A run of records

--

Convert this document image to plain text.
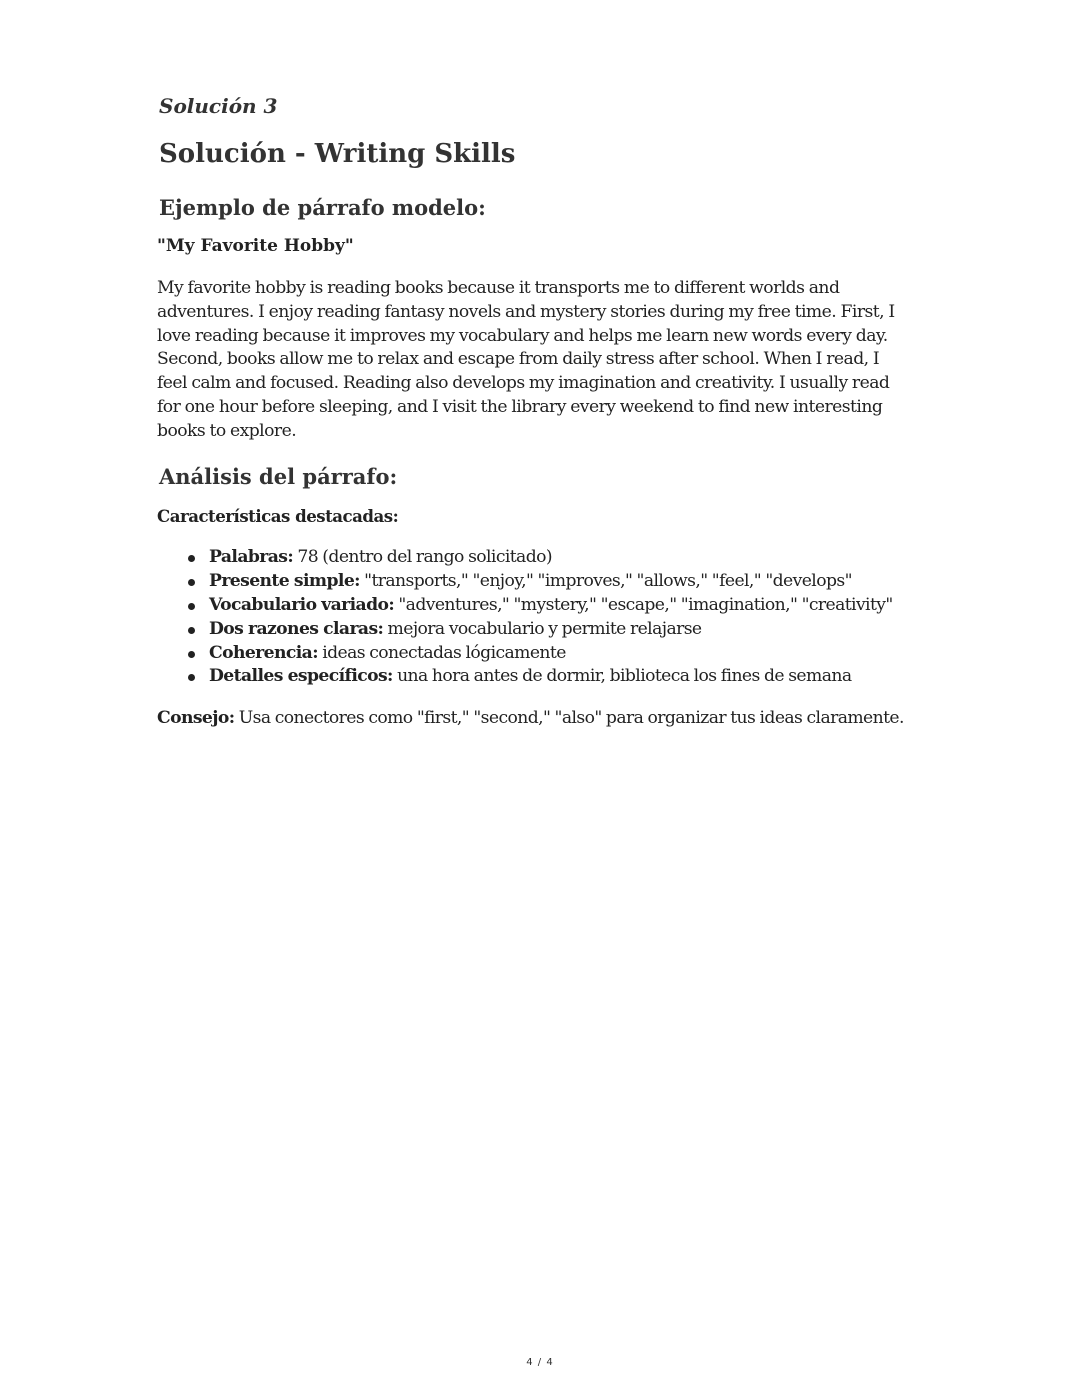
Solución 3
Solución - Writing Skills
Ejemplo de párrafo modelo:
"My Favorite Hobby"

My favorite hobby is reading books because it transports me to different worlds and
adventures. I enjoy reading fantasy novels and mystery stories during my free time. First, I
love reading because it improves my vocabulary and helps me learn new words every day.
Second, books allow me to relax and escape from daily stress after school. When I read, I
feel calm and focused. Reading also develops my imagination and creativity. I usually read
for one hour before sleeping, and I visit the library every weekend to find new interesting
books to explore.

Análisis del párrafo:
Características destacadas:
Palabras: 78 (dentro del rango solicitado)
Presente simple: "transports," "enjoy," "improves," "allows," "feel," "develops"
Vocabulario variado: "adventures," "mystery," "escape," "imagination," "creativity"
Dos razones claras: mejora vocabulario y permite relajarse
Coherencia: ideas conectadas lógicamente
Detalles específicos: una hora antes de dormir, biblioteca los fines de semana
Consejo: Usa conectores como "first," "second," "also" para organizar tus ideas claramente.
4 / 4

--

Pull out each line holding the string "every".

SOLUTION BELOW:
love reading because it improves my vocabulary and helps me learn new words every day.
for one hour before sleeping, and I visit the library every weekend to find new interesting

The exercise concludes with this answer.